- **Task**:
The records below must be written out exactly, with every picture left behind.

- **Dataset**:
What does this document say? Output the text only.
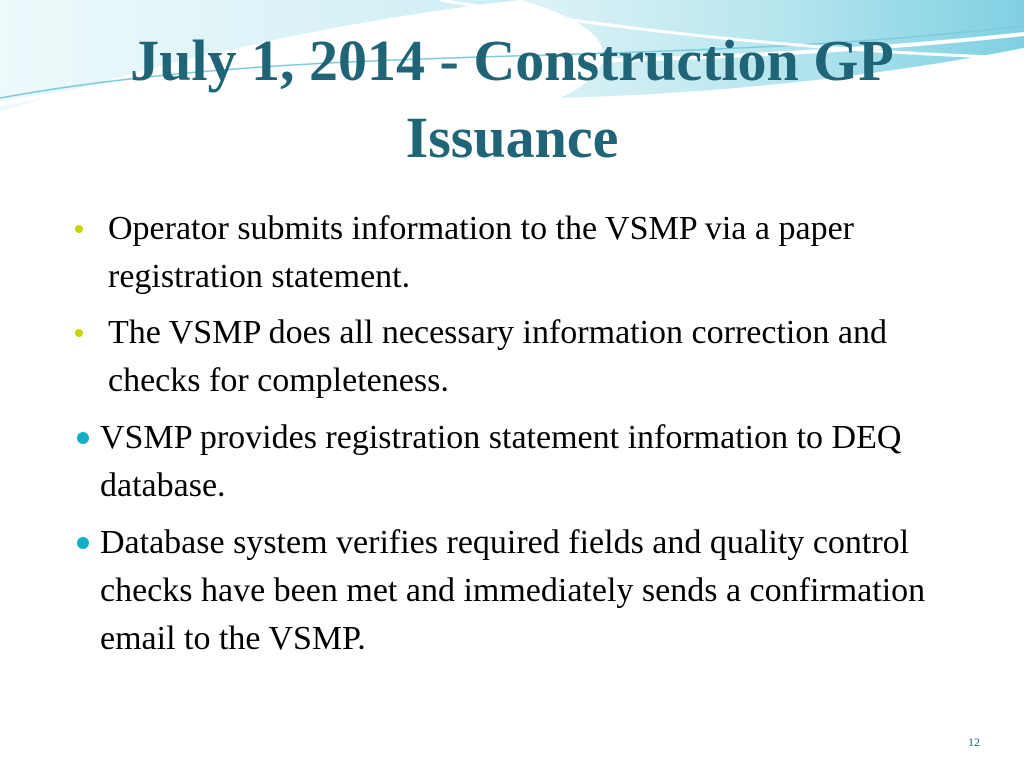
July 1, 2014 - Construction GP Issuance
Operator submits information to the VSMP via a paper registration statement.
The VSMP does all necessary information correction and checks for completeness.
VSMP provides registration statement information to DEQ database.
Database system verifies required fields and quality control checks have been met and immediately sends a confirmation email to the VSMP.
12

- **Final answer**:
What does this document say? Output the text only.
July 1, 2014 - Construction GP Issuance
Operator submits information to the VSMP via a paper registration statement.
The VSMP does all necessary information correction and checks for completeness.
VSMP provides registration statement information to DEQ database.
Database system verifies required fields and quality control checks have been met and immediately sends a confirmation email to the VSMP.
12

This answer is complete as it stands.